Reproduce the records below in full and exactly, without their images.
++++++++++++++++++++
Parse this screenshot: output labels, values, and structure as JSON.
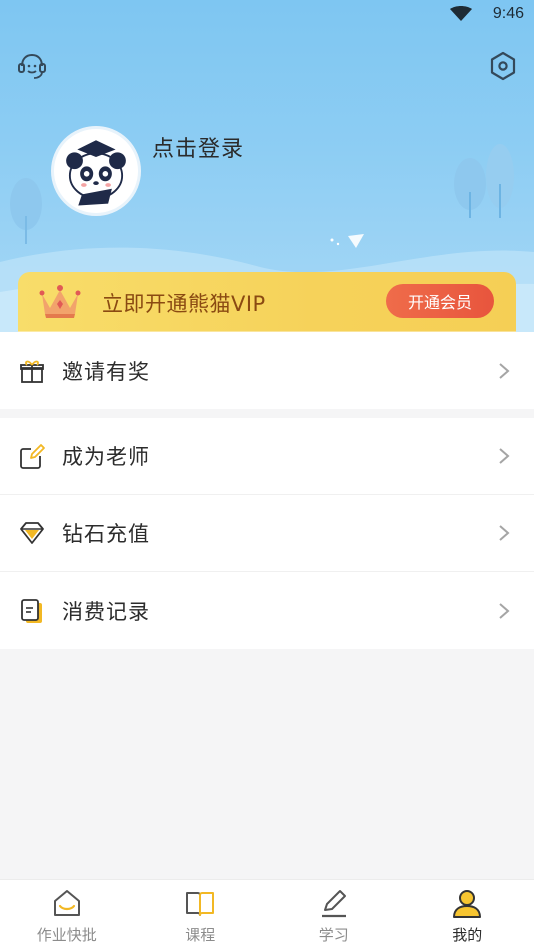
{
  "status_bar": {
    "time": "9:46"
  },
  "header": {
    "login_text": "点击登录",
    "icons": {
      "support": "headset-support-icon",
      "settings": "hexagon-settings-icon"
    }
  },
  "vip": {
    "title": "立即开通熊猫VIP",
    "button_label": "开通会员",
    "colors": {
      "banner": "#f6d25a",
      "button": "#e8553d",
      "text": "#8a4a12"
    }
  },
  "menu": {
    "group1": [
      {
        "label": "邀请有奖",
        "icon": "gift-icon"
      }
    ],
    "group2": [
      {
        "label": "成为老师",
        "icon": "edit-icon"
      },
      {
        "label": "钻石充值",
        "icon": "diamond-icon"
      },
      {
        "label": "消费记录",
        "icon": "record-icon"
      }
    ]
  },
  "nav": {
    "items": [
      {
        "label": "作业快批",
        "icon": "home-icon"
      },
      {
        "label": "课程",
        "icon": "book-icon"
      },
      {
        "label": "学习",
        "icon": "pen-icon"
      },
      {
        "label": "我的",
        "icon": "user-icon",
        "active": true
      }
    ],
    "accent": "#f7c531"
  }
}
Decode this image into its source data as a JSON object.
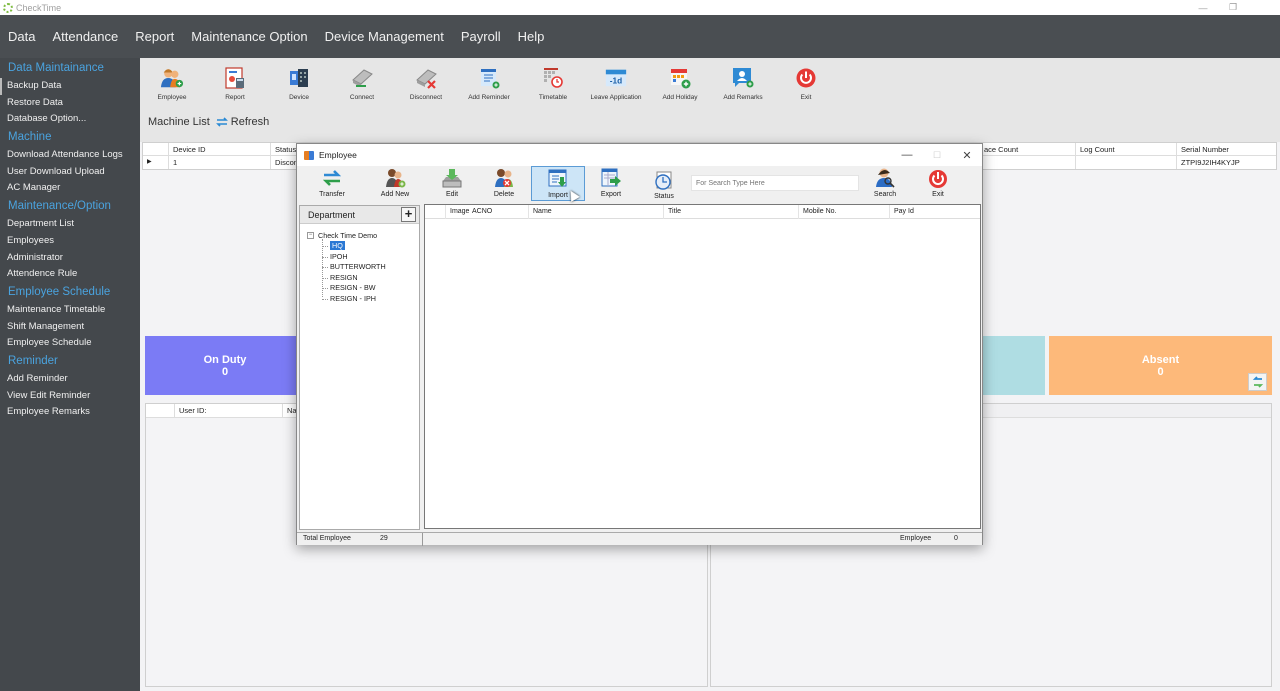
{
  "window": {
    "app_title": "CheckTime",
    "controls": {
      "minimize": "—",
      "restore": "❐",
      "close": "✕"
    }
  },
  "menu": [
    "Data",
    "Attendance",
    "Report",
    "Maintenance Option",
    "Device Management",
    "Payroll",
    "Help"
  ],
  "sidebar": [
    {
      "type": "section",
      "label": "Data Maintainance"
    },
    {
      "type": "item",
      "label": "Backup Data",
      "active": true
    },
    {
      "type": "item",
      "label": "Restore Data"
    },
    {
      "type": "item",
      "label": "Database Option..."
    },
    {
      "type": "section",
      "label": "Machine"
    },
    {
      "type": "item",
      "label": "Download Attendance Logs"
    },
    {
      "type": "item",
      "label": "User Download Upload"
    },
    {
      "type": "item",
      "label": "AC Manager"
    },
    {
      "type": "section",
      "label": "Maintenance/Option"
    },
    {
      "type": "item",
      "label": "Department List"
    },
    {
      "type": "item",
      "label": "Employees"
    },
    {
      "type": "item",
      "label": "Administrator"
    },
    {
      "type": "item",
      "label": "Attendence Rule"
    },
    {
      "type": "section",
      "label": "Employee Schedule"
    },
    {
      "type": "item",
      "label": "Maintenance Timetable"
    },
    {
      "type": "item",
      "label": "Shift Management"
    },
    {
      "type": "item",
      "label": "Employee Schedule"
    },
    {
      "type": "section",
      "label": "Reminder"
    },
    {
      "type": "item",
      "label": "Add Reminder"
    },
    {
      "type": "item",
      "label": "View Edit Reminder"
    },
    {
      "type": "item",
      "label": "Employee Remarks"
    }
  ],
  "ribbon": {
    "buttons": [
      {
        "label": "Employee",
        "icon": "employee-icon"
      },
      {
        "label": "Report",
        "icon": "report-icon"
      },
      {
        "label": "Device",
        "icon": "device-icon"
      },
      {
        "label": "Connect",
        "icon": "connect-icon"
      },
      {
        "label": "Disconnect",
        "icon": "disconnect-icon"
      },
      {
        "label": "Add Reminder",
        "icon": "add-reminder-icon"
      },
      {
        "label": "Timetable",
        "icon": "timetable-icon"
      },
      {
        "label": "Leave Application",
        "icon": "leave-application-icon",
        "glyph": "-1d"
      },
      {
        "label": "Add Holiday",
        "icon": "add-holiday-icon"
      },
      {
        "label": "Add Remarks",
        "icon": "add-remarks-icon"
      },
      {
        "label": "Exit",
        "icon": "exit-icon"
      }
    ],
    "machine_list_label": "Machine List",
    "refresh_label": "Refresh"
  },
  "machine_grid": {
    "columns": [
      "Device ID",
      "Status",
      "Face Count",
      "Log Count",
      "Serial Number"
    ],
    "visible_headers": {
      "device_id": "Device ID",
      "status": "Status",
      "face_count": "ace Count",
      "log_count": "Log Count",
      "serial": "Serial Number"
    },
    "rows": [
      {
        "device_id": "1",
        "status": "Disconn",
        "face_count": "",
        "log_count": "",
        "serial": "ZTPI9J2IH4KYJP"
      }
    ]
  },
  "tiles": [
    {
      "label": "On Duty",
      "value": "0",
      "color": "#7b7bf5"
    },
    {
      "label": "",
      "value": "",
      "color": "#afdde3"
    },
    {
      "label": "Absent",
      "value": "0",
      "color": "#fdb97a"
    }
  ],
  "bottom_left_panel": {
    "columns": [
      "User ID:",
      "Nam"
    ]
  },
  "dialog": {
    "title": "Employee",
    "toolbar": [
      {
        "label": "Transfer",
        "icon": "transfer-icon"
      },
      {
        "label": "Add New",
        "icon": "add-new-icon"
      },
      {
        "label": "Edit",
        "icon": "edit-icon"
      },
      {
        "label": "Delete",
        "icon": "delete-icon"
      },
      {
        "label": "Import",
        "icon": "import-icon",
        "active": true
      },
      {
        "label": "Export",
        "icon": "export-icon"
      },
      {
        "label": "Status",
        "icon": "status-icon"
      }
    ],
    "search_placeholder": "For Search Type Here",
    "search_label": "Search",
    "exit_label": "Exit",
    "department_label": "Department",
    "add_department": "+",
    "tree": {
      "root": "Check Time Demo",
      "expander": "⊟",
      "children": [
        {
          "label": "HQ",
          "selected": true
        },
        {
          "label": "IPOH"
        },
        {
          "label": "BUTTERWORTH"
        },
        {
          "label": "RESIGN"
        },
        {
          "label": "RESIGN - BW"
        },
        {
          "label": "RESIGN - IPH"
        }
      ]
    },
    "grid_columns": [
      "Image",
      "ACNO",
      "Name",
      "Title",
      "Mobile No.",
      "Pay Id"
    ],
    "status": {
      "total_label": "Total Employee",
      "total_value": "29",
      "employee_label": "Employee",
      "employee_value": "0"
    }
  }
}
++++++++++++++++++++
● RIGHT ANSWER:
Parse this screenshot: output labels, values, and structure as JSON.
{
  "status_bar": {
    "time": "9:46"
  },
  "header": {
    "login_text": "点击登录",
    "icons": {
      "support": "headset-support-icon",
      "settings": "hexagon-settings-icon"
    }
  },
  "vip": {
    "title": "立即开通熊猫VIP",
    "button_label": "开通会员",
    "colors": {
      "banner": "#f6d25a",
      "button": "#e8553d",
      "text": "#8a4a12"
    }
  },
  "menu": {
    "group1": [
      {
        "label": "邀请有奖",
        "icon": "gift-icon"
      }
    ],
    "group2": [
      {
        "label": "成为老师",
        "icon": "edit-icon"
      },
      {
        "label": "钻石充值",
        "icon": "diamond-icon"
      },
      {
        "label": "消费记录",
        "icon": "record-icon"
      }
    ]
  },
  "nav": {
    "items": [
      {
        "label": "作业快批",
        "icon": "home-icon"
      },
      {
        "label": "课程",
        "icon": "book-icon"
      },
      {
        "label": "学习",
        "icon": "pen-icon"
      },
      {
        "label": "我的",
        "icon": "user-icon",
        "active": true
      }
    ],
    "accent": "#f7c531"
  }
}
Decode this image into its source data as a JSON object.
{
  "window": {
    "app_title": "CheckTime",
    "controls": {
      "minimize": "—",
      "restore": "❐",
      "close": "✕"
    }
  },
  "menu": [
    "Data",
    "Attendance",
    "Report",
    "Maintenance Option",
    "Device Management",
    "Payroll",
    "Help"
  ],
  "sidebar": [
    {
      "type": "section",
      "label": "Data Maintainance"
    },
    {
      "type": "item",
      "label": "Backup Data",
      "active": true
    },
    {
      "type": "item",
      "label": "Restore Data"
    },
    {
      "type": "item",
      "label": "Database Option..."
    },
    {
      "type": "section",
      "label": "Machine"
    },
    {
      "type": "item",
      "label": "Download Attendance Logs"
    },
    {
      "type": "item",
      "label": "User Download Upload"
    },
    {
      "type": "item",
      "label": "AC Manager"
    },
    {
      "type": "section",
      "label": "Maintenance/Option"
    },
    {
      "type": "item",
      "label": "Department List"
    },
    {
      "type": "item",
      "label": "Employees"
    },
    {
      "type": "item",
      "label": "Administrator"
    },
    {
      "type": "item",
      "label": "Attendence Rule"
    },
    {
      "type": "section",
      "label": "Employee Schedule"
    },
    {
      "type": "item",
      "label": "Maintenance Timetable"
    },
    {
      "type": "item",
      "label": "Shift Management"
    },
    {
      "type": "item",
      "label": "Employee Schedule"
    },
    {
      "type": "section",
      "label": "Reminder"
    },
    {
      "type": "item",
      "label": "Add Reminder"
    },
    {
      "type": "item",
      "label": "View Edit Reminder"
    },
    {
      "type": "item",
      "label": "Employee Remarks"
    }
  ],
  "ribbon": {
    "buttons": [
      {
        "label": "Employee",
        "icon": "employee-icon"
      },
      {
        "label": "Report",
        "icon": "report-icon"
      },
      {
        "label": "Device",
        "icon": "device-icon"
      },
      {
        "label": "Connect",
        "icon": "connect-icon"
      },
      {
        "label": "Disconnect",
        "icon": "disconnect-icon"
      },
      {
        "label": "Add Reminder",
        "icon": "add-reminder-icon"
      },
      {
        "label": "Timetable",
        "icon": "timetable-icon"
      },
      {
        "label": "Leave Application",
        "icon": "leave-application-icon",
        "glyph": "-1d"
      },
      {
        "label": "Add Holiday",
        "icon": "add-holiday-icon"
      },
      {
        "label": "Add Remarks",
        "icon": "add-remarks-icon"
      },
      {
        "label": "Exit",
        "icon": "exit-icon"
      }
    ],
    "machine_list_label": "Machine List",
    "refresh_label": "Refresh"
  },
  "machine_grid": {
    "columns": [
      "Device ID",
      "Status",
      "Face Count",
      "Log Count",
      "Serial Number"
    ],
    "visible_headers": {
      "device_id": "Device ID",
      "status": "Status",
      "face_count": "ace Count",
      "log_count": "Log Count",
      "serial": "Serial Number"
    },
    "rows": [
      {
        "device_id": "1",
        "status": "Disconn",
        "face_count": "",
        "log_count": "",
        "serial": "ZTPI9J2IH4KYJP"
      }
    ]
  },
  "tiles": [
    {
      "label": "On Duty",
      "value": "0",
      "color": "#7b7bf5"
    },
    {
      "label": "",
      "value": "",
      "color": "#afdde3"
    },
    {
      "label": "Absent",
      "value": "0",
      "color": "#fdb97a"
    }
  ],
  "bottom_left_panel": {
    "columns": [
      "User ID:",
      "Nam"
    ]
  },
  "dialog": {
    "title": "Employee",
    "toolbar": [
      {
        "label": "Transfer",
        "icon": "transfer-icon"
      },
      {
        "label": "Add New",
        "icon": "add-new-icon"
      },
      {
        "label": "Edit",
        "icon": "edit-icon"
      },
      {
        "label": "Delete",
        "icon": "delete-icon"
      },
      {
        "label": "Import",
        "icon": "import-icon",
        "active": true
      },
      {
        "label": "Export",
        "icon": "export-icon"
      },
      {
        "label": "Status",
        "icon": "status-icon"
      }
    ],
    "search_placeholder": "For Search Type Here",
    "search_label": "Search",
    "exit_label": "Exit",
    "department_label": "Department",
    "add_department": "+",
    "tree": {
      "root": "Check Time Demo",
      "expander": "⊟",
      "children": [
        {
          "label": "HQ",
          "selected": true
        },
        {
          "label": "IPOH"
        },
        {
          "label": "BUTTERWORTH"
        },
        {
          "label": "RESIGN"
        },
        {
          "label": "RESIGN - BW"
        },
        {
          "label": "RESIGN - IPH"
        }
      ]
    },
    "grid_columns": [
      "Image",
      "ACNO",
      "Name",
      "Title",
      "Mobile No.",
      "Pay Id"
    ],
    "status": {
      "total_label": "Total Employee",
      "total_value": "29",
      "employee_label": "Employee",
      "employee_value": "0"
    }
  }
}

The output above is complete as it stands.